(Saved data entries)
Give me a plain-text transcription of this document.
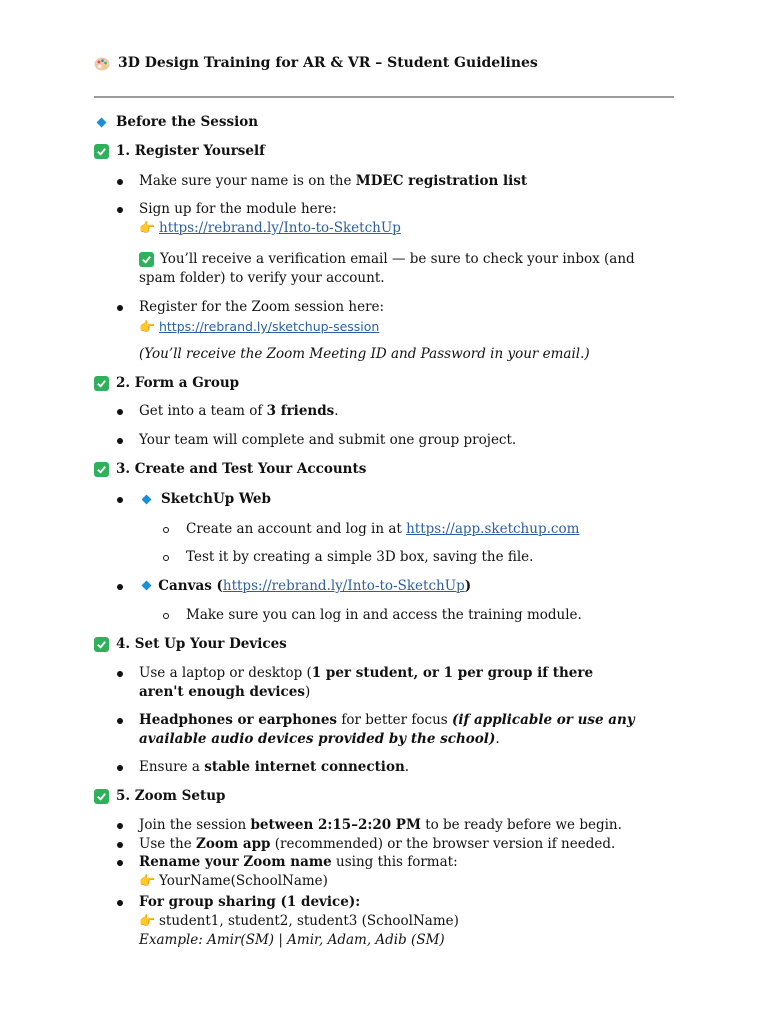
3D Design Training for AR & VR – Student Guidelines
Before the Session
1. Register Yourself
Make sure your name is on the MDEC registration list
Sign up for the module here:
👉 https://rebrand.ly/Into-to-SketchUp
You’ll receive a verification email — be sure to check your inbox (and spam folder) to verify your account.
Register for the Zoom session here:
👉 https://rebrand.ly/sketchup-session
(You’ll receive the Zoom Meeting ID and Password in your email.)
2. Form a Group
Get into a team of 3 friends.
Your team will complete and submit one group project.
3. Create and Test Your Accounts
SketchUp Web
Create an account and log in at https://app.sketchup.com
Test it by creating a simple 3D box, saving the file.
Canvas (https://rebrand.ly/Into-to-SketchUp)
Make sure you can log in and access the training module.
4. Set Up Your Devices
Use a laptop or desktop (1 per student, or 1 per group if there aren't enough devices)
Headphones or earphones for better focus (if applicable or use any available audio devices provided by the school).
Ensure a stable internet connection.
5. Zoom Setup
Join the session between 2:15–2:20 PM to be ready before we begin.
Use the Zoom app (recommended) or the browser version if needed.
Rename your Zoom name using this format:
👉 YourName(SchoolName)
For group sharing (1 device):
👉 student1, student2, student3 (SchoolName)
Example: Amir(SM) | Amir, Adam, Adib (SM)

* **Given task**:
In the entries above, find lines with "Register" and copy each.

* **Written response**:
1. Register Yourself
Register for the Zoom session here:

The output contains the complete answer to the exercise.